*Problem statement:*
Return the listing below exactly, with the pictures dropped.

[Source data]
------------------------------------------------------------
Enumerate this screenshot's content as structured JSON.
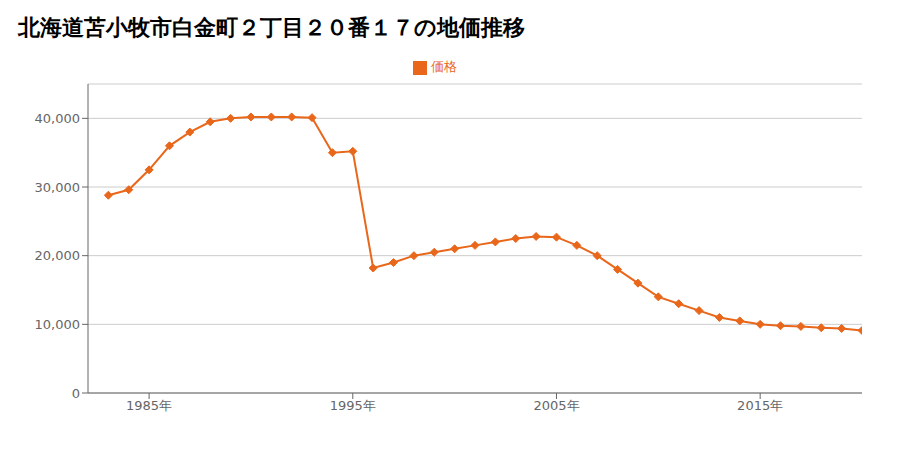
{
  "chart_data": {
    "type": "line",
    "title": "北海道苫小牧市白金町２丁目２０番１７の地価推移",
    "x": [
      1983,
      1984,
      1985,
      1986,
      1987,
      1988,
      1989,
      1990,
      1991,
      1992,
      1993,
      1994,
      1995,
      1996,
      1997,
      1998,
      1999,
      2000,
      2001,
      2002,
      2003,
      2004,
      2005,
      2006,
      2007,
      2008,
      2009,
      2010,
      2011,
      2012,
      2013,
      2014,
      2015,
      2016,
      2017,
      2018,
      2019,
      2020
    ],
    "series": [
      {
        "name": "価格",
        "color": "#e8671a",
        "marker": "diamond",
        "values": [
          28800,
          29600,
          32500,
          36000,
          38000,
          39500,
          40000,
          40200,
          40200,
          40200,
          40100,
          35000,
          35200,
          18200,
          19000,
          20000,
          20500,
          21000,
          21500,
          22000,
          22500,
          22800,
          22700,
          21500,
          20000,
          18000,
          16000,
          14000,
          13000,
          12000,
          11000,
          10500,
          10000,
          9800,
          9700,
          9500,
          9400,
          9100
        ]
      }
    ],
    "xlim": [
      1982,
      2020
    ],
    "ylim": [
      0,
      45000
    ],
    "xticks": [
      {
        "value": 1985,
        "label": "1985年"
      },
      {
        "value": 1995,
        "label": "1995年"
      },
      {
        "value": 2005,
        "label": "2005年"
      },
      {
        "value": 2015,
        "label": "2015年"
      }
    ],
    "yticks": [
      0,
      {
        "value": 10000,
        "label": "10,000"
      },
      {
        "value": 20000,
        "label": "20,000"
      },
      {
        "value": 30000,
        "label": "30,000"
      },
      {
        "value": 40000,
        "label": "40,000"
      }
    ],
    "grid": true,
    "legend": "top"
  }
}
------------------------------------------------------------
*Written solution:*
Enumerate this screenshot's content as structured JSON.
{
  "chart_data": {
    "type": "line",
    "title": "北海道苫小牧市白金町２丁目２０番１７の地価推移",
    "x": [
      1983,
      1984,
      1985,
      1986,
      1987,
      1988,
      1989,
      1990,
      1991,
      1992,
      1993,
      1994,
      1995,
      1996,
      1997,
      1998,
      1999,
      2000,
      2001,
      2002,
      2003,
      2004,
      2005,
      2006,
      2007,
      2008,
      2009,
      2010,
      2011,
      2012,
      2013,
      2014,
      2015,
      2016,
      2017,
      2018,
      2019,
      2020
    ],
    "series": [
      {
        "name": "価格",
        "color": "#e8671a",
        "marker": "diamond",
        "values": [
          28800,
          29600,
          32500,
          36000,
          38000,
          39500,
          40000,
          40200,
          40200,
          40200,
          40100,
          35000,
          35200,
          18200,
          19000,
          20000,
          20500,
          21000,
          21500,
          22000,
          22500,
          22800,
          22700,
          21500,
          20000,
          18000,
          16000,
          14000,
          13000,
          12000,
          11000,
          10500,
          10000,
          9800,
          9700,
          9500,
          9400,
          9100
        ]
      }
    ],
    "xlim": [
      1982,
      2020
    ],
    "ylim": [
      0,
      45000
    ],
    "xticks": [
      {
        "value": 1985,
        "label": "1985年"
      },
      {
        "value": 1995,
        "label": "1995年"
      },
      {
        "value": 2005,
        "label": "2005年"
      },
      {
        "value": 2015,
        "label": "2015年"
      }
    ],
    "yticks": [
      0,
      {
        "value": 10000,
        "label": "10,000"
      },
      {
        "value": 20000,
        "label": "20,000"
      },
      {
        "value": 30000,
        "label": "30,000"
      },
      {
        "value": 40000,
        "label": "40,000"
      }
    ],
    "grid": true,
    "legend": "top"
  }
}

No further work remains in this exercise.